What to produce
Copy all lines holding the word "fence" from the entries.

** start **

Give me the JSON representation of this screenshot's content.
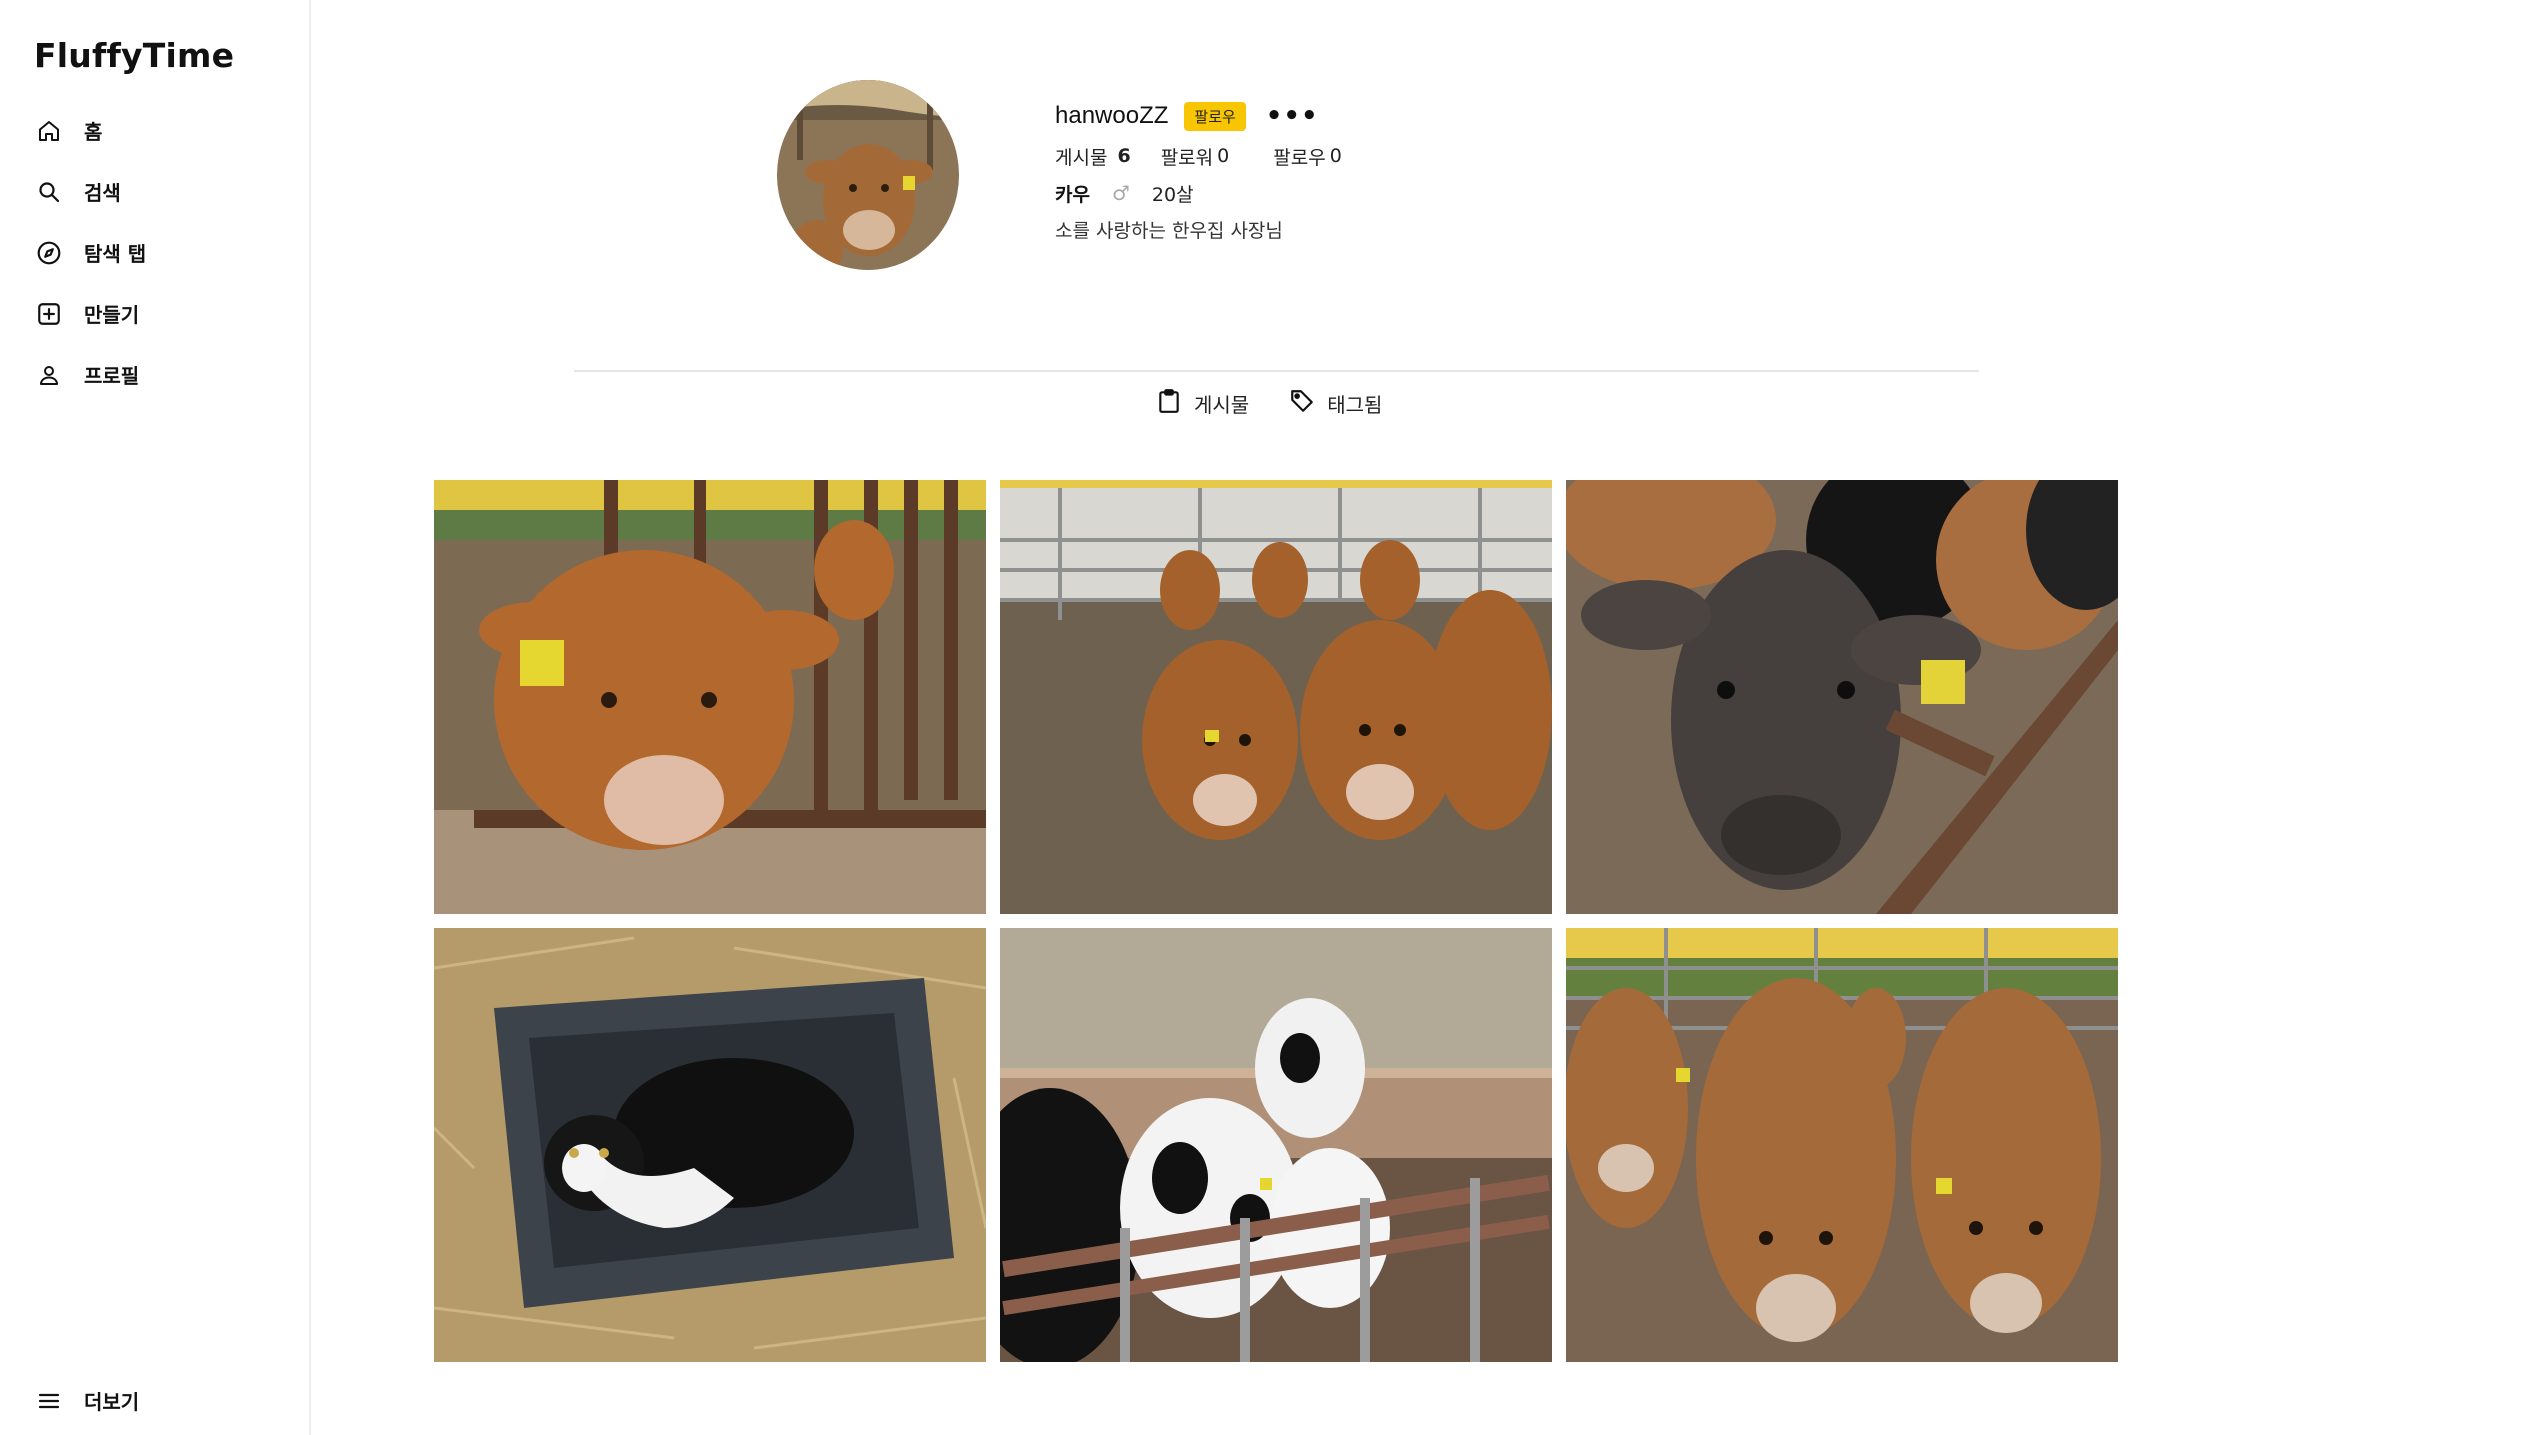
{
  "app": {
    "name": "FluffyTime"
  },
  "sidebar": {
    "items": [
      {
        "label": "홈",
        "icon": "home-icon"
      },
      {
        "label": "검색",
        "icon": "search-icon"
      },
      {
        "label": "탐색 탭",
        "icon": "compass-icon"
      },
      {
        "label": "만들기",
        "icon": "plus-square-icon"
      },
      {
        "label": "프로필",
        "icon": "user-icon"
      }
    ],
    "more": {
      "label": "더보기",
      "icon": "menu-icon"
    }
  },
  "profile": {
    "username": "hanwooZZ",
    "follow_label": "팔로우",
    "more_label": "•••",
    "stats": {
      "posts_label": "게시물",
      "posts_count": "6",
      "followers_label": "팔로워",
      "followers_count": "0",
      "following_label": "팔로우",
      "following_count": "0"
    },
    "pet_name": "카우",
    "gender_symbol": "♂",
    "age": "20살",
    "bio": "소를 사랑하는 한우집 사장님"
  },
  "tabs": [
    {
      "label": "게시물",
      "icon": "clipboard-icon",
      "active": true
    },
    {
      "label": "태그됨",
      "icon": "tag-icon",
      "active": false
    }
  ],
  "posts": [
    {
      "subject": "brown calf at fence with yellow ear tag"
    },
    {
      "subject": "four brown calves in barn pen"
    },
    {
      "subject": "dark cow close-up with ear tag"
    },
    {
      "subject": "black and white cat in gray trough on straw"
    },
    {
      "subject": "holstein calves behind metal fence"
    },
    {
      "subject": "jersey cows in pen"
    }
  ],
  "colors": {
    "accent_badge": "#f7c600",
    "divider": "#e5e5e5",
    "text": "#111111"
  }
}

** end **

Solution for this exercise
      "subject": "brown calf at fence with yellow ear tag"
      "subject": "holstein calves behind metal fence"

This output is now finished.